(Records about charts and figures)

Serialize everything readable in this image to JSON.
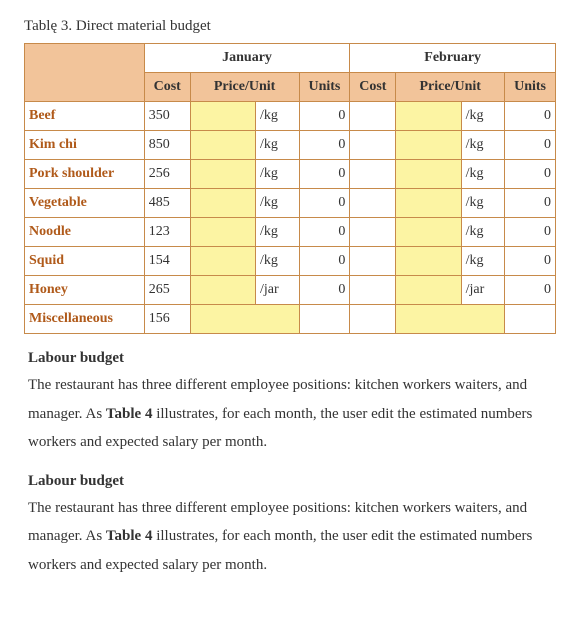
{
  "caption": "Tablę 3. Direct material budget",
  "months": [
    "January",
    "February"
  ],
  "subheaders": [
    "Cost",
    "Price/Unit",
    "Units"
  ],
  "col_widths": {
    "item": 99,
    "cost": 38,
    "price": 54,
    "unitlabel": 36,
    "units": 42
  },
  "rows": [
    {
      "item": "Beef",
      "cost": "350",
      "jan_price": "",
      "jan_unitlabel": "/kg",
      "jan_units": "0",
      "feb_price": "",
      "feb_unitlabel": "/kg",
      "feb_units": "0"
    },
    {
      "item": "Kim chi",
      "cost": "850",
      "jan_price": "",
      "jan_unitlabel": "/kg",
      "jan_units": "0",
      "feb_price": "",
      "feb_unitlabel": "/kg",
      "feb_units": "0"
    },
    {
      "item": "Pork shoulder",
      "cost": "256",
      "jan_price": "",
      "jan_unitlabel": "/kg",
      "jan_units": "0",
      "feb_price": "",
      "feb_unitlabel": "/kg",
      "feb_units": "0"
    },
    {
      "item": "Vegetable",
      "cost": "485",
      "jan_price": "",
      "jan_unitlabel": "/kg",
      "jan_units": "0",
      "feb_price": "",
      "feb_unitlabel": "/kg",
      "feb_units": "0"
    },
    {
      "item": "Noodle",
      "cost": "123",
      "jan_price": "",
      "jan_unitlabel": "/kg",
      "jan_units": "0",
      "feb_price": "",
      "feb_unitlabel": "/kg",
      "feb_units": "0"
    },
    {
      "item": "Squid",
      "cost": "154",
      "jan_price": "",
      "jan_unitlabel": "/kg",
      "jan_units": "0",
      "feb_price": "",
      "feb_unitlabel": "/kg",
      "feb_units": "0"
    },
    {
      "item": "Honey",
      "cost": "265",
      "jan_price": "",
      "jan_unitlabel": "/jar",
      "jan_units": "0",
      "feb_price": "",
      "feb_unitlabel": "/jar",
      "feb_units": "0"
    },
    {
      "item": "Miscellaneous",
      "cost": "156",
      "jan_price": "",
      "jan_unitlabel": "",
      "jan_units": "",
      "feb_price": "",
      "feb_unitlabel": "",
      "feb_units": "",
      "misc": true
    }
  ],
  "sections": [
    {
      "head": "Labour budget",
      "para_before": "The restaurant has three different employee positions: kitchen workers waiters, and manager. As ",
      "bold": "Table 4",
      "para_after": " illustrates, for each month, the user edit the estimated numbers workers and expected salary per month."
    },
    {
      "head": "Labour budget",
      "para_before": "The restaurant has three different employee positions: kitchen workers waiters, and manager. As ",
      "bold": "Table 4",
      "para_after": " illustrates, for each month, the user edit the estimated numbers workers and expected salary per month."
    }
  ],
  "colors": {
    "border": "#c78a4a",
    "header_bg": "#f2c49a",
    "highlight_bg": "#fcf4a3",
    "item_text": "#b05a1a"
  }
}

# What you have to do
Print out the whole of the material word for word, without pictures.

# Final result
Serialize everything readable in this image to JSON.
{
  "caption": "Tablę 3. Direct material budget",
  "months": [
    "January",
    "February"
  ],
  "subheaders": [
    "Cost",
    "Price/Unit",
    "Units"
  ],
  "col_widths": {
    "item": 99,
    "cost": 38,
    "price": 54,
    "unitlabel": 36,
    "units": 42
  },
  "rows": [
    {
      "item": "Beef",
      "cost": "350",
      "jan_price": "",
      "jan_unitlabel": "/kg",
      "jan_units": "0",
      "feb_price": "",
      "feb_unitlabel": "/kg",
      "feb_units": "0"
    },
    {
      "item": "Kim chi",
      "cost": "850",
      "jan_price": "",
      "jan_unitlabel": "/kg",
      "jan_units": "0",
      "feb_price": "",
      "feb_unitlabel": "/kg",
      "feb_units": "0"
    },
    {
      "item": "Pork shoulder",
      "cost": "256",
      "jan_price": "",
      "jan_unitlabel": "/kg",
      "jan_units": "0",
      "feb_price": "",
      "feb_unitlabel": "/kg",
      "feb_units": "0"
    },
    {
      "item": "Vegetable",
      "cost": "485",
      "jan_price": "",
      "jan_unitlabel": "/kg",
      "jan_units": "0",
      "feb_price": "",
      "feb_unitlabel": "/kg",
      "feb_units": "0"
    },
    {
      "item": "Noodle",
      "cost": "123",
      "jan_price": "",
      "jan_unitlabel": "/kg",
      "jan_units": "0",
      "feb_price": "",
      "feb_unitlabel": "/kg",
      "feb_units": "0"
    },
    {
      "item": "Squid",
      "cost": "154",
      "jan_price": "",
      "jan_unitlabel": "/kg",
      "jan_units": "0",
      "feb_price": "",
      "feb_unitlabel": "/kg",
      "feb_units": "0"
    },
    {
      "item": "Honey",
      "cost": "265",
      "jan_price": "",
      "jan_unitlabel": "/jar",
      "jan_units": "0",
      "feb_price": "",
      "feb_unitlabel": "/jar",
      "feb_units": "0"
    },
    {
      "item": "Miscellaneous",
      "cost": "156",
      "jan_price": "",
      "jan_unitlabel": "",
      "jan_units": "",
      "feb_price": "",
      "feb_unitlabel": "",
      "feb_units": "",
      "misc": true
    }
  ],
  "sections": [
    {
      "head": "Labour budget",
      "para_before": "The restaurant has three different employee positions: kitchen workers waiters, and manager. As ",
      "bold": "Table 4",
      "para_after": " illustrates, for each month, the user edit the estimated numbers workers and expected salary per month."
    },
    {
      "head": "Labour budget",
      "para_before": "The restaurant has three different employee positions: kitchen workers waiters, and manager. As ",
      "bold": "Table 4",
      "para_after": " illustrates, for each month, the user edit the estimated numbers workers and expected salary per month."
    }
  ],
  "colors": {
    "border": "#c78a4a",
    "header_bg": "#f2c49a",
    "highlight_bg": "#fcf4a3",
    "item_text": "#b05a1a"
  }
}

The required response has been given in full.